What is required | Will you transcribe all the entries word for word, skipping the pictures they hold?

Records to use |

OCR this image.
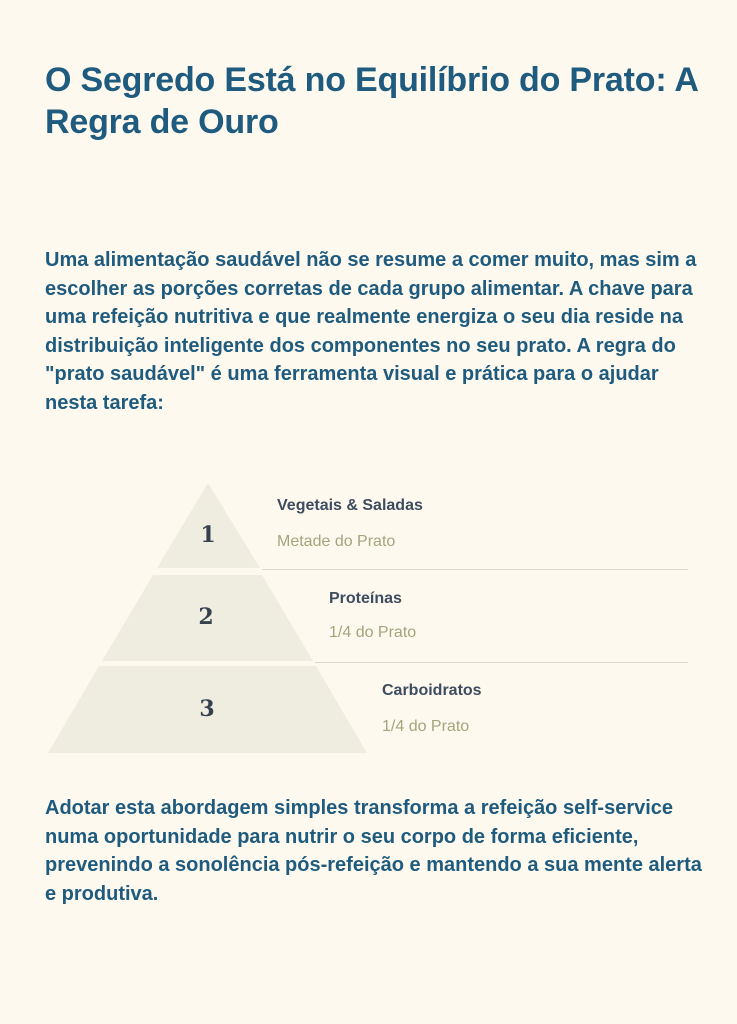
O Segredo Está no Equilíbrio do Prato: A Regra de Ouro

Uma alimentação saudável não se resume a comer muito, mas sim a escolher as porções corretas de cada grupo alimentar. A chave para uma refeição nutritiva e que realmente energiza o seu dia reside na distribuição inteligente dos componentes no seu prato. A regra do "prato saudável" é uma ferramenta visual e prática para o ajudar nesta tarefa:

1
2
3
Vegetais & Saladas
Metade do Prato
Proteínas
1/4 do Prato
Carboidratos
1/4 do Prato

Adotar esta abordagem simples transforma a refeição self-service numa oportunidade para nutrir o seu corpo de forma eficiente, prevenindo a sonolência pós-refeição e mantendo a sua mente alerta e produtiva.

Correct answer |
OCR this image.
O Segredo Está no Equilíbrio do Prato: A Regra de Ouro

Uma alimentação saudável não se resume a comer muito, mas sim a escolher as porções corretas de cada grupo alimentar. A chave para uma refeição nutritiva e que realmente energiza o seu dia reside na distribuição inteligente dos componentes no seu prato. A regra do "prato saudável" é uma ferramenta visual e prática para o ajudar nesta tarefa:

1
2
3
Vegetais & Saladas
Metade do Prato
Proteínas
1/4 do Prato
Carboidratos
1/4 do Prato

Adotar esta abordagem simples transforma a refeição self-service numa oportunidade para nutrir o seu corpo de forma eficiente, prevenindo a sonolência pós-refeição e mantendo a sua mente alerta e produtiva.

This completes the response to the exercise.